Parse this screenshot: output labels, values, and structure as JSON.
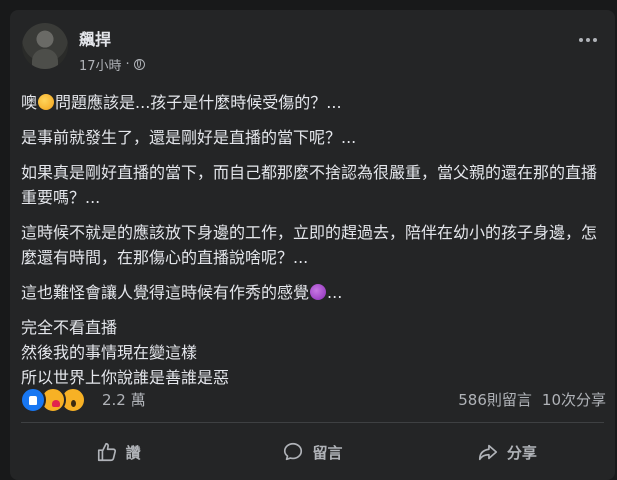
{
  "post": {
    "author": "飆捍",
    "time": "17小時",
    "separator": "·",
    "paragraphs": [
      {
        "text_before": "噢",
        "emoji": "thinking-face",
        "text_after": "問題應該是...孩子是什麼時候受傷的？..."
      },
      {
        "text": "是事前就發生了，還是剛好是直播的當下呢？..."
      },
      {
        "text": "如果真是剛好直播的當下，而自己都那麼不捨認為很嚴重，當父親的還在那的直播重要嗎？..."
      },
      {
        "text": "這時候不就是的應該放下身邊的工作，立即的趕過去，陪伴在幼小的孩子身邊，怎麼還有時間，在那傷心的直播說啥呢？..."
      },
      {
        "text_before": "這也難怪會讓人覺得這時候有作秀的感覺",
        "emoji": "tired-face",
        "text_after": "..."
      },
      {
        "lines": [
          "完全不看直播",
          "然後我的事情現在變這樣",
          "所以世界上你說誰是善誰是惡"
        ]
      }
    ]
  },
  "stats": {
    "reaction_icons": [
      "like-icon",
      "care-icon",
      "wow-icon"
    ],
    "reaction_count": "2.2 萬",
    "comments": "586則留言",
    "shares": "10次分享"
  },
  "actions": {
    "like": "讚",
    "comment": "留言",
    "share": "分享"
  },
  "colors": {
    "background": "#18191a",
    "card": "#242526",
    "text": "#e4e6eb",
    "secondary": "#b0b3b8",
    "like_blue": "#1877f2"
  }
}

* **Written problem**: With the pictures left out, transcribe the material exactly.

* **Result for this exercise**:
Parse this screenshot: output labels, values, and structure as JSON.
{
  "post": {
    "author": "飆捍",
    "time": "17小時",
    "separator": "·",
    "paragraphs": [
      {
        "text_before": "噢",
        "emoji": "thinking-face",
        "text_after": "問題應該是...孩子是什麼時候受傷的？..."
      },
      {
        "text": "是事前就發生了，還是剛好是直播的當下呢？..."
      },
      {
        "text": "如果真是剛好直播的當下，而自己都那麼不捨認為很嚴重，當父親的還在那的直播重要嗎？..."
      },
      {
        "text": "這時候不就是的應該放下身邊的工作，立即的趕過去，陪伴在幼小的孩子身邊，怎麼還有時間，在那傷心的直播說啥呢？..."
      },
      {
        "text_before": "這也難怪會讓人覺得這時候有作秀的感覺",
        "emoji": "tired-face",
        "text_after": "..."
      },
      {
        "lines": [
          "完全不看直播",
          "然後我的事情現在變這樣",
          "所以世界上你說誰是善誰是惡"
        ]
      }
    ]
  },
  "stats": {
    "reaction_icons": [
      "like-icon",
      "care-icon",
      "wow-icon"
    ],
    "reaction_count": "2.2 萬",
    "comments": "586則留言",
    "shares": "10次分享"
  },
  "actions": {
    "like": "讚",
    "comment": "留言",
    "share": "分享"
  },
  "colors": {
    "background": "#18191a",
    "card": "#242526",
    "text": "#e4e6eb",
    "secondary": "#b0b3b8",
    "like_blue": "#1877f2"
  }
}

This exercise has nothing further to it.